» Aim
Find the string "that" in the records. Copy every line it appears in.
▼
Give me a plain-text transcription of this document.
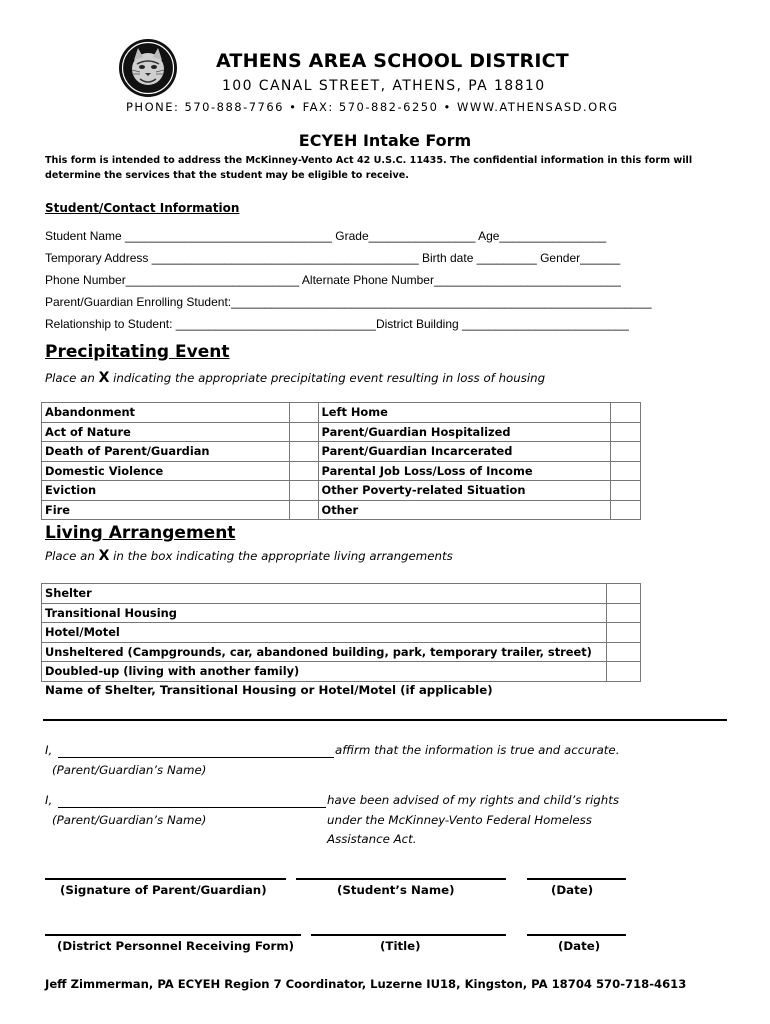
ATHENS AREA SCHOOL DISTRICT
100 CANAL STREET, ATHENS, PA 18810
PHONE: 570-888-7766 • FAX: 570-882-6250 • WWW.ATHENSASD.ORG
ECYEH Intake Form
This form is intended to address the McKinney-Vento Act 42 U.S.C. 11435. The confidential information in this form will determine the services that the student may be eligible to receive.
Student/Contact Information
Student Name _______________________________ Grade________________ Age________________
Temporary Address ________________________________________ Birth date _________ Gender______
Phone Number__________________________ Alternate Phone Number____________________________
Parent/Guardian Enrolling Student:_______________________________________________________________
Relationship to Student: ______________________________District Building _________________________
Precipitating Event
Place an X indicating the appropriate precipitating event resulting in loss of housing
Abandonment		Left Home	
Act of Nature		Parent/Guardian Hospitalized	
Death of Parent/Guardian		Parent/Guardian Incarcerated	
Domestic Violence		Parental Job Loss/Loss of Income	
Eviction		Other Poverty-related Situation	
Fire		Other	
Living Arrangement
Place an X in the box indicating the appropriate living arrangements
Shelter	
Transitional Housing	
Hotel/Motel	
Unsheltered (Campgrounds, car, abandoned building, park, temporary trailer, street)	
Doubled-up (living with another family)	
Name of Shelter, Transitional Housing or Hotel/Motel (if applicable)
I,	affirm that the information is true and accurate.
(Parent/Guardian’s Name)
I,	have been advised of my rights and child’s rights
under the McKinney-Vento Federal Homeless
Assistance Act.
(Parent/Guardian’s Name)
(Signature of Parent/Guardian)	(Student’s Name)	(Date)
(District Personnel Receiving Form)	(Title)	(Date)
Jeff Zimmerman, PA ECYEH Region 7 Coordinator, Luzerne IU18, Kingston, PA 18704 570-718-4613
▲
» Expected answer
This form is intended to address the McKinney-Vento Act 42 U.S.C. 11435. The confidential information in this form will determine the services that the student may be eligible to receive.
I,	affirm that the information is true and accurate.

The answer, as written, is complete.